[Job]: Extract the records in full, leaving every picture out.

[Extracted material]:
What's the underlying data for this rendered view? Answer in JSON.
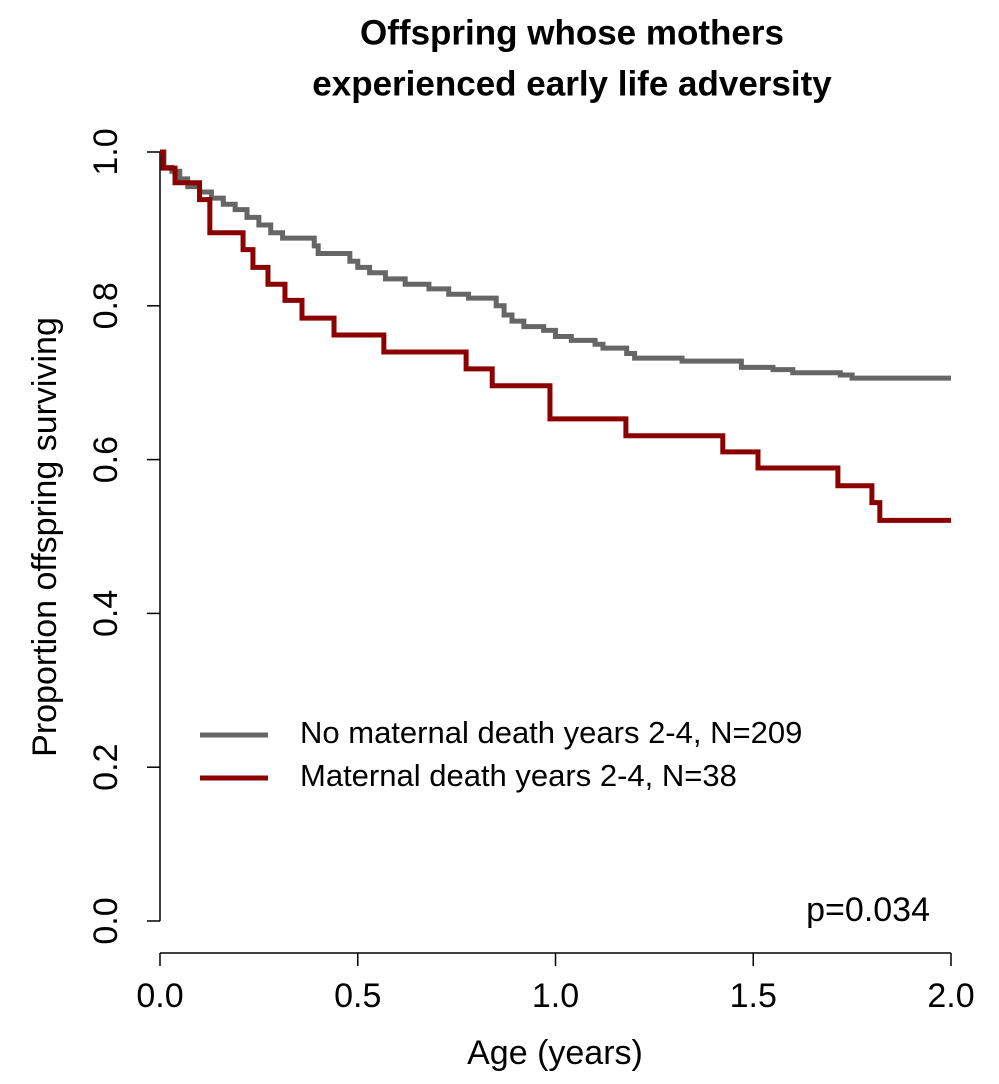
{
  "chart_data": {
    "type": "step",
    "title": [
      "Offspring whose mothers",
      "experienced early life adversity"
    ],
    "xlabel": "Age (years)",
    "ylabel": "Proportion offspring surviving",
    "xlim": [
      0,
      2
    ],
    "ylim": [
      0,
      1
    ],
    "xticks": [
      {
        "value": 0,
        "label": "0.0"
      },
      0.5,
      {
        "value": 1,
        "label": "1.0"
      },
      1.5,
      {
        "value": 2,
        "label": "2.0"
      }
    ],
    "yticks": [
      {
        "value": 0,
        "label": "0.0"
      },
      0.2,
      0.4,
      0.6,
      0.8,
      {
        "value": 1,
        "label": "1.0"
      }
    ],
    "legend": "center-left",
    "annotation": "p=0.034",
    "series": [
      {
        "name": "No maternal death years 2-4, N=209",
        "color": "#666666",
        "x": [
          0,
          0.01,
          0.03,
          0.05,
          0.07,
          0.1,
          0.13,
          0.16,
          0.19,
          0.22,
          0.25,
          0.28,
          0.31,
          0.39,
          0.4,
          0.48,
          0.5,
          0.53,
          0.57,
          0.62,
          0.68,
          0.73,
          0.78,
          0.85,
          0.87,
          0.89,
          0.92,
          0.97,
          1.0,
          1.04,
          1.1,
          1.12,
          1.18,
          1.2,
          1.32,
          1.47,
          1.55,
          1.6,
          1.72,
          1.75,
          2.0
        ],
        "values": [
          1.0,
          0.98,
          0.975,
          0.965,
          0.955,
          0.948,
          0.94,
          0.932,
          0.925,
          0.915,
          0.905,
          0.895,
          0.888,
          0.878,
          0.868,
          0.858,
          0.85,
          0.843,
          0.835,
          0.828,
          0.822,
          0.815,
          0.81,
          0.8,
          0.788,
          0.78,
          0.773,
          0.768,
          0.76,
          0.755,
          0.75,
          0.745,
          0.738,
          0.732,
          0.728,
          0.72,
          0.717,
          0.713,
          0.71,
          0.706,
          0.706
        ]
      },
      {
        "name": "Maternal death years 2-4, N=38",
        "color": "#8b0000",
        "x": [
          0,
          0.008,
          0.038,
          0.1,
          0.126,
          0.21,
          0.235,
          0.273,
          0.316,
          0.359,
          0.44,
          0.566,
          0.774,
          0.84,
          0.986,
          1.178,
          1.423,
          1.512,
          1.714,
          1.8,
          1.82,
          2.0
        ],
        "values": [
          1.0,
          0.979,
          0.96,
          0.938,
          0.895,
          0.873,
          0.85,
          0.828,
          0.807,
          0.784,
          0.762,
          0.74,
          0.718,
          0.696,
          0.653,
          0.631,
          0.61,
          0.589,
          0.566,
          0.544,
          0.521,
          0.521
        ]
      }
    ]
  }
}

[Full answer]:
What's the underlying data for this rendered view? Answer in JSON.
{
  "chart_data": {
    "type": "step",
    "title": [
      "Offspring whose mothers",
      "experienced early life adversity"
    ],
    "xlabel": "Age (years)",
    "ylabel": "Proportion offspring surviving",
    "xlim": [
      0,
      2
    ],
    "ylim": [
      0,
      1
    ],
    "xticks": [
      {
        "value": 0,
        "label": "0.0"
      },
      0.5,
      {
        "value": 1,
        "label": "1.0"
      },
      1.5,
      {
        "value": 2,
        "label": "2.0"
      }
    ],
    "yticks": [
      {
        "value": 0,
        "label": "0.0"
      },
      0.2,
      0.4,
      0.6,
      0.8,
      {
        "value": 1,
        "label": "1.0"
      }
    ],
    "legend": "center-left",
    "annotation": "p=0.034",
    "series": [
      {
        "name": "No maternal death years 2-4, N=209",
        "color": "#666666",
        "x": [
          0,
          0.01,
          0.03,
          0.05,
          0.07,
          0.1,
          0.13,
          0.16,
          0.19,
          0.22,
          0.25,
          0.28,
          0.31,
          0.39,
          0.4,
          0.48,
          0.5,
          0.53,
          0.57,
          0.62,
          0.68,
          0.73,
          0.78,
          0.85,
          0.87,
          0.89,
          0.92,
          0.97,
          1.0,
          1.04,
          1.1,
          1.12,
          1.18,
          1.2,
          1.32,
          1.47,
          1.55,
          1.6,
          1.72,
          1.75,
          2.0
        ],
        "values": [
          1.0,
          0.98,
          0.975,
          0.965,
          0.955,
          0.948,
          0.94,
          0.932,
          0.925,
          0.915,
          0.905,
          0.895,
          0.888,
          0.878,
          0.868,
          0.858,
          0.85,
          0.843,
          0.835,
          0.828,
          0.822,
          0.815,
          0.81,
          0.8,
          0.788,
          0.78,
          0.773,
          0.768,
          0.76,
          0.755,
          0.75,
          0.745,
          0.738,
          0.732,
          0.728,
          0.72,
          0.717,
          0.713,
          0.71,
          0.706,
          0.706
        ]
      },
      {
        "name": "Maternal death years 2-4, N=38",
        "color": "#8b0000",
        "x": [
          0,
          0.008,
          0.038,
          0.1,
          0.126,
          0.21,
          0.235,
          0.273,
          0.316,
          0.359,
          0.44,
          0.566,
          0.774,
          0.84,
          0.986,
          1.178,
          1.423,
          1.512,
          1.714,
          1.8,
          1.82,
          2.0
        ],
        "values": [
          1.0,
          0.979,
          0.96,
          0.938,
          0.895,
          0.873,
          0.85,
          0.828,
          0.807,
          0.784,
          0.762,
          0.74,
          0.718,
          0.696,
          0.653,
          0.631,
          0.61,
          0.589,
          0.566,
          0.544,
          0.521,
          0.521
        ]
      }
    ]
  }
}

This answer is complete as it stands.